- _STATED GOAL_:
Below are the records. Restate word for word every line from the one that contains "What data was" through the final line, both included.

- _PROVIDED DATA_:
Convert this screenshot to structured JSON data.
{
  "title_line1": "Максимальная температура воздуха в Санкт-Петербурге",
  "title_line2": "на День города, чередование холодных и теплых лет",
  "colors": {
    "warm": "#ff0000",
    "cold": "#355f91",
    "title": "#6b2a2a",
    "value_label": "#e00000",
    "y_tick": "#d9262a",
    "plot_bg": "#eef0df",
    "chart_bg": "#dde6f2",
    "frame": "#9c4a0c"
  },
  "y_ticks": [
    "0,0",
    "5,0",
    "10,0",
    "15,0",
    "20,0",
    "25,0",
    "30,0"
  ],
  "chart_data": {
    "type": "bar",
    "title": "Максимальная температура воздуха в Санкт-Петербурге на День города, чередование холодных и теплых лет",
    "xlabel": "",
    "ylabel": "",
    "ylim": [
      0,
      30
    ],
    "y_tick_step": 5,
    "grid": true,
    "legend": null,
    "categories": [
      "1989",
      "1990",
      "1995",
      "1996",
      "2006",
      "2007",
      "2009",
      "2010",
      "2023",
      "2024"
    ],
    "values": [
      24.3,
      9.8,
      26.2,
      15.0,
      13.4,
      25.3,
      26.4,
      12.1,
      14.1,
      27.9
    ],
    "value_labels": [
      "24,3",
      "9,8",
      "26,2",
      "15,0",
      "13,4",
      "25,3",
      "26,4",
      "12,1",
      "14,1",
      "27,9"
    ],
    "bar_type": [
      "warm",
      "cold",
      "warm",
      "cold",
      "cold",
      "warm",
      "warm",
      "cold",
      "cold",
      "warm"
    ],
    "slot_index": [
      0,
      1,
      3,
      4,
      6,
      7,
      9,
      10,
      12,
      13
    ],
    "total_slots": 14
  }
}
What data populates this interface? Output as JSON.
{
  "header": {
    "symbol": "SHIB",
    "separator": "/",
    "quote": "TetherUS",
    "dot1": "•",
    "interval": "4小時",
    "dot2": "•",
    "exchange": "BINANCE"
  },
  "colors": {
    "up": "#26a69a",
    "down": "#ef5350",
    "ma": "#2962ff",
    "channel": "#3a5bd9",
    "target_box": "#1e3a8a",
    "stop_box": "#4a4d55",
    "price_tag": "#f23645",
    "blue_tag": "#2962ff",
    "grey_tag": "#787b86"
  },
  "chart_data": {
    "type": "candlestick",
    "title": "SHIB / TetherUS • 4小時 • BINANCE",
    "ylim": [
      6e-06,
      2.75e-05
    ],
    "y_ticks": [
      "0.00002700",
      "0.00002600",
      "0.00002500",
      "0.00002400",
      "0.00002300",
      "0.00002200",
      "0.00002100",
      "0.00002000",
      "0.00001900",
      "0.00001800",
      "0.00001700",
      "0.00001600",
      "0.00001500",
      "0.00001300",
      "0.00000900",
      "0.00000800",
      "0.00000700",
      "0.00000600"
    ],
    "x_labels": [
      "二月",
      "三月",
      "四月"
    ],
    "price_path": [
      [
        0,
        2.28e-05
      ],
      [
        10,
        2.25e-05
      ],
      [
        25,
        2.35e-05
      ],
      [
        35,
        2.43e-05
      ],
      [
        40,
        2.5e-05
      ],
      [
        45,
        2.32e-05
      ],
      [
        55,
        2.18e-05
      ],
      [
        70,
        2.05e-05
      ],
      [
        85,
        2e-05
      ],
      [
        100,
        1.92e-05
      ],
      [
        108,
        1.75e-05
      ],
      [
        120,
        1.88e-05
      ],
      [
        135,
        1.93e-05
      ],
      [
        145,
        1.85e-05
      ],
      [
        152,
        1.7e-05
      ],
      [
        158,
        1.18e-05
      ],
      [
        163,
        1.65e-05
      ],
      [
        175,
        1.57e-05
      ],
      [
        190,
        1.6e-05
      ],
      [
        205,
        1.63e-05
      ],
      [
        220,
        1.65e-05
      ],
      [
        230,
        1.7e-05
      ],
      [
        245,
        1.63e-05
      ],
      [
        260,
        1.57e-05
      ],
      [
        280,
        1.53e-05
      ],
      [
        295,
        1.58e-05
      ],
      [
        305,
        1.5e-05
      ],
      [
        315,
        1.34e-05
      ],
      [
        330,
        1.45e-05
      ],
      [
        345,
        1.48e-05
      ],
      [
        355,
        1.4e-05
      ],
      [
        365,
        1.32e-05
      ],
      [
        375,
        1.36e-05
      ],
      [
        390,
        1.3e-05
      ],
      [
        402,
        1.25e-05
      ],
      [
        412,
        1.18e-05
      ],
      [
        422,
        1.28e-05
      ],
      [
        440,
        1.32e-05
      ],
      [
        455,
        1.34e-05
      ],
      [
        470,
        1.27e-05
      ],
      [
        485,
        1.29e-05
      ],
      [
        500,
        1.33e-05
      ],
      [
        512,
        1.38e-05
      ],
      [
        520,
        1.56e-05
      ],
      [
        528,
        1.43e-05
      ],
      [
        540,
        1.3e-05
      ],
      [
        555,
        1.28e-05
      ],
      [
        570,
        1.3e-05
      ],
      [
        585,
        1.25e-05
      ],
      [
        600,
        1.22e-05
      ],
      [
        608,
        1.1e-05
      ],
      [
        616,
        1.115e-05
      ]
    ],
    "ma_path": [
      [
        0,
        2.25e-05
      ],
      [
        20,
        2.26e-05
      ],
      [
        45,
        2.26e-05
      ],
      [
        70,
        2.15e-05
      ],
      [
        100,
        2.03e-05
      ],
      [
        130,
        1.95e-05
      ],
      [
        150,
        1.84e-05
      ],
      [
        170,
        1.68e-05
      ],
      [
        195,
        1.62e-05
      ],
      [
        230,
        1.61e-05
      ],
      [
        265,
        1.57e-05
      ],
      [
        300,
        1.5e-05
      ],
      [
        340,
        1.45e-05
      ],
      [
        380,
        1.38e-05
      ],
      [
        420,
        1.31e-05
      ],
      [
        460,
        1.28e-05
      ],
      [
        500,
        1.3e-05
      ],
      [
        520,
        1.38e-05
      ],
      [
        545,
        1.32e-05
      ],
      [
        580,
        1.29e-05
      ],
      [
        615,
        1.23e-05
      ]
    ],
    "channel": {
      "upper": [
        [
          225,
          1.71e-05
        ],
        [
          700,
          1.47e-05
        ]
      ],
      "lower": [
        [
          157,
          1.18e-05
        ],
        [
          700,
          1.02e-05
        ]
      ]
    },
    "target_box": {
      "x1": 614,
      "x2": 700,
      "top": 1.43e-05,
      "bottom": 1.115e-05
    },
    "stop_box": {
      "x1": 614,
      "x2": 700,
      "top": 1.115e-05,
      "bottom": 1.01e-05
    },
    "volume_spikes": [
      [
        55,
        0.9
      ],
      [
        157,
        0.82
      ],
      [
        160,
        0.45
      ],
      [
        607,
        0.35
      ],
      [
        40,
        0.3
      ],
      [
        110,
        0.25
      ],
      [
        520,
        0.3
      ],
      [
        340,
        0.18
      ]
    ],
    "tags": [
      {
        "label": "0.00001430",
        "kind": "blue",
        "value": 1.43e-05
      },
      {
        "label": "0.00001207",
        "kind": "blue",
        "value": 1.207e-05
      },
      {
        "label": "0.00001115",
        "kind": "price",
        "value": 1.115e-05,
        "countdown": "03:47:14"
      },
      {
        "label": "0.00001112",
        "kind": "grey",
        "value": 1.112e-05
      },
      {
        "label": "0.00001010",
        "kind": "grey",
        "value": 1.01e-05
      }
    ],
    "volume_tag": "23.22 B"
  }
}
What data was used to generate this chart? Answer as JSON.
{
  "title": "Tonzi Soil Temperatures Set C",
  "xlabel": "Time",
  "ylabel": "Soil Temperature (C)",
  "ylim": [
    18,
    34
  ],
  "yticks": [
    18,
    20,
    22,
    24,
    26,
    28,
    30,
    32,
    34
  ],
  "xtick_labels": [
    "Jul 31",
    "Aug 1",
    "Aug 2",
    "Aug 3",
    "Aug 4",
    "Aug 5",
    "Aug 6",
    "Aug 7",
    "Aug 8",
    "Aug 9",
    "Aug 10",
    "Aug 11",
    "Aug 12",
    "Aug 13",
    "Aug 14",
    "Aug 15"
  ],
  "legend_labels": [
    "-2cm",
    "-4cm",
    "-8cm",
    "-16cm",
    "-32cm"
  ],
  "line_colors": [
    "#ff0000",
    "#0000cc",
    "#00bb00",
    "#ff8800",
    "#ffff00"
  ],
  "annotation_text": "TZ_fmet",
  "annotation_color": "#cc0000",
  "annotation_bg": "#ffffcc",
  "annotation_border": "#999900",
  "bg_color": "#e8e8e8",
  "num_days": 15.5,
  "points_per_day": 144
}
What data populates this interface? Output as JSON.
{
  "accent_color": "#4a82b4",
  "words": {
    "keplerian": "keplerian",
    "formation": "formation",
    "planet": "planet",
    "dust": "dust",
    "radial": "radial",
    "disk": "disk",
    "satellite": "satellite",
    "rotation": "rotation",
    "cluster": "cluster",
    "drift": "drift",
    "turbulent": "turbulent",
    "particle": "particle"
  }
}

- _ANSWER TO THE EXERCISE_:
What data was used to generate this chart? Answer as JSON.
{
  "title": "Tonzi Soil Temperatures Set C",
  "xlabel": "Time",
  "ylabel": "Soil Temperature (C)",
  "ylim": [
    18,
    34
  ],
  "yticks": [
    18,
    20,
    22,
    24,
    26,
    28,
    30,
    32,
    34
  ],
  "xtick_labels": [
    "Jul 31",
    "Aug 1",
    "Aug 2",
    "Aug 3",
    "Aug 4",
    "Aug 5",
    "Aug 6",
    "Aug 7",
    "Aug 8",
    "Aug 9",
    "Aug 10",
    "Aug 11",
    "Aug 12",
    "Aug 13",
    "Aug 14",
    "Aug 15"
  ],
  "legend_labels": [
    "-2cm",
    "-4cm",
    "-8cm",
    "-16cm",
    "-32cm"
  ],
  "line_colors": [
    "#ff0000",
    "#0000cc",
    "#00bb00",
    "#ff8800",
    "#ffff00"
  ],
  "annotation_text": "TZ_fmet",
  "annotation_color": "#cc0000",
  "annotation_bg": "#ffffcc",
  "annotation_border": "#999900",
  "bg_color": "#e8e8e8",
  "num_days": 15.5,
  "points_per_day": 144
}
What data populates this interface? Output as JSON.
{
  "accent_color": "#4a82b4",
  "words": {
    "keplerian": "keplerian",
    "formation": "formation",
    "planet": "planet",
    "dust": "dust",
    "radial": "radial",
    "disk": "disk",
    "satellite": "satellite",
    "rotation": "rotation",
    "cluster": "cluster",
    "drift": "drift",
    "turbulent": "turbulent",
    "particle": "particle"
  }
}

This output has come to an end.